REQUIRED WORK:
Extract the listing below in full, unchanged.

RECORDS SHOWN:
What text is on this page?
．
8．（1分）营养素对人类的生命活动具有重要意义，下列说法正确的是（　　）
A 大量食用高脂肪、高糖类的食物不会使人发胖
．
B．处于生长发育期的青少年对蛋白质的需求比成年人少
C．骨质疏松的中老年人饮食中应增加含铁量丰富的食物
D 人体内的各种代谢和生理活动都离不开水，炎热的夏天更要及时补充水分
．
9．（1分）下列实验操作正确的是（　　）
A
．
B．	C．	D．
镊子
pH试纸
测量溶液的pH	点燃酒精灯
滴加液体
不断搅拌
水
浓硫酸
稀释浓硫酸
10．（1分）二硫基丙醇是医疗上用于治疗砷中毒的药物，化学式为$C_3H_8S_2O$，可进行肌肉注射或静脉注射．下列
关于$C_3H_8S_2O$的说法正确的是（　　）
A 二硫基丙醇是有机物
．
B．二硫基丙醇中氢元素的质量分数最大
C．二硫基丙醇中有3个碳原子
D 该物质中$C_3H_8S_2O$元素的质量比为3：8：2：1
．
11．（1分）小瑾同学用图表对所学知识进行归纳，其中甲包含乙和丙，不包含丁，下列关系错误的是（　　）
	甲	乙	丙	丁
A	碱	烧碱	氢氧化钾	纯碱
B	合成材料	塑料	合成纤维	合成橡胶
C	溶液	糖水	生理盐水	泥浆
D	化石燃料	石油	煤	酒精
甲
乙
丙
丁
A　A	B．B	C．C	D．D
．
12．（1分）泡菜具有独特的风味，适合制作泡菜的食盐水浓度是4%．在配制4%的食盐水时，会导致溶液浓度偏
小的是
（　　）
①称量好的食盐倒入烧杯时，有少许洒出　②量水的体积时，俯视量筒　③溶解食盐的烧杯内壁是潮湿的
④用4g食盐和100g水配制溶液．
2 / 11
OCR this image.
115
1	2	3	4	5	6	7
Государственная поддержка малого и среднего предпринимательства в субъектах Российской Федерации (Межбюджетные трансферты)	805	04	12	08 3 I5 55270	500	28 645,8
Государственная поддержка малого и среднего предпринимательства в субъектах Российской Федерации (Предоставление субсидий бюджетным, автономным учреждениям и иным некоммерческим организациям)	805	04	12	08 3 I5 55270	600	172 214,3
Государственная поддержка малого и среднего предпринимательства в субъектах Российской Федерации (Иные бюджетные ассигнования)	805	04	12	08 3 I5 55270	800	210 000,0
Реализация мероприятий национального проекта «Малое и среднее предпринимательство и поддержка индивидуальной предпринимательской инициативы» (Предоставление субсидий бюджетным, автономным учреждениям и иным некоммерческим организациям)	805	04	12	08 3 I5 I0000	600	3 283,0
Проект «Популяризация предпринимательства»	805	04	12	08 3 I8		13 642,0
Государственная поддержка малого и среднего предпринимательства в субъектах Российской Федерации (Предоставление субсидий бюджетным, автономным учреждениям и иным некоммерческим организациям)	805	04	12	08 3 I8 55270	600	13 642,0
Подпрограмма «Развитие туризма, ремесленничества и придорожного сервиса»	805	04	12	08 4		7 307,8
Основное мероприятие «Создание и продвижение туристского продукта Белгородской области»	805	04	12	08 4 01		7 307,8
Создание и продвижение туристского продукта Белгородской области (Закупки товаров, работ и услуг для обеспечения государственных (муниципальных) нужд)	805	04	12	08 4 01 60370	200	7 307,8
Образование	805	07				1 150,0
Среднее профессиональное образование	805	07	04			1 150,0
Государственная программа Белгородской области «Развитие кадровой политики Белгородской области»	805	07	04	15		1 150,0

COMPLETE OUTPUT:
What text is on this page?
．
8．（1分）营养素对人类的生命活动具有重要意义，下列说法正确的是（　　）
A 大量食用高脂肪、高糖类的食物不会使人发胖
．
B．处于生长发育期的青少年对蛋白质的需求比成年人少
C．骨质疏松的中老年人饮食中应增加含铁量丰富的食物
D 人体内的各种代谢和生理活动都离不开水，炎热的夏天更要及时补充水分
．
9．（1分）下列实验操作正确的是（　　）
A
．
B．	C．	D．
镊子
pH试纸
测量溶液的pH	点燃酒精灯
滴加液体
不断搅拌
水
浓硫酸
稀释浓硫酸
10．（1分）二硫基丙醇是医疗上用于治疗砷中毒的药物，化学式为$C_3H_8S_2O$，可进行肌肉注射或静脉注射．下列
关于$C_3H_8S_2O$的说法正确的是（　　）
A 二硫基丙醇是有机物
．
B．二硫基丙醇中氢元素的质量分数最大
C．二硫基丙醇中有3个碳原子
D 该物质中$C_3H_8S_2O$元素的质量比为3：8：2：1
．
11．（1分）小瑾同学用图表对所学知识进行归纳，其中甲包含乙和丙，不包含丁，下列关系错误的是（　　）
	甲	乙	丙	丁
A	碱	烧碱	氢氧化钾	纯碱
B	合成材料	塑料	合成纤维	合成橡胶
C	溶液	糖水	生理盐水	泥浆
D	化石燃料	石油	煤	酒精
甲
乙
丙
丁
A　A	B．B	C．C	D．D
．
12．（1分）泡菜具有独特的风味，适合制作泡菜的食盐水浓度是4%．在配制4%的食盐水时，会导致溶液浓度偏
小的是
（　　）
①称量好的食盐倒入烧杯时，有少许洒出　②量水的体积时，俯视量筒　③溶解食盐的烧杯内壁是潮湿的
④用4g食盐和100g水配制溶液．
2 / 11
OCR this image.
115
1	2	3	4	5	6	7
Государственная поддержка малого и среднего предпринимательства в субъектах Российской Федерации (Межбюджетные трансферты)	805	04	12	08 3 I5 55270	500	28 645,8
Государственная поддержка малого и среднего предпринимательства в субъектах Российской Федерации (Предоставление субсидий бюджетным, автономным учреждениям и иным некоммерческим организациям)	805	04	12	08 3 I5 55270	600	172 214,3
Государственная поддержка малого и среднего предпринимательства в субъектах Российской Федерации (Иные бюджетные ассигнования)	805	04	12	08 3 I5 55270	800	210 000,0
Реализация мероприятий национального проекта «Малое и среднее предпринимательство и поддержка индивидуальной предпринимательской инициативы» (Предоставление субсидий бюджетным, автономным учреждениям и иным некоммерческим организациям)	805	04	12	08 3 I5 I0000	600	3 283,0
Проект «Популяризация предпринимательства»	805	04	12	08 3 I8		13 642,0
Государственная поддержка малого и среднего предпринимательства в субъектах Российской Федерации (Предоставление субсидий бюджетным, автономным учреждениям и иным некоммерческим организациям)	805	04	12	08 3 I8 55270	600	13 642,0
Подпрограмма «Развитие туризма, ремесленничества и придорожного сервиса»	805	04	12	08 4		7 307,8
Основное мероприятие «Создание и продвижение туристского продукта Белгородской области»	805	04	12	08 4 01		7 307,8
Создание и продвижение туристского продукта Белгородской области (Закупки товаров, работ и услуг для обеспечения государственных (муниципальных) нужд)	805	04	12	08 4 01 60370	200	7 307,8
Образование	805	07				1 150,0
Среднее профессиональное образование	805	07	04			1 150,0
Государственная программа Белгородской области «Развитие кадровой политики Белгородской области»	805	07	04	15		1 150,0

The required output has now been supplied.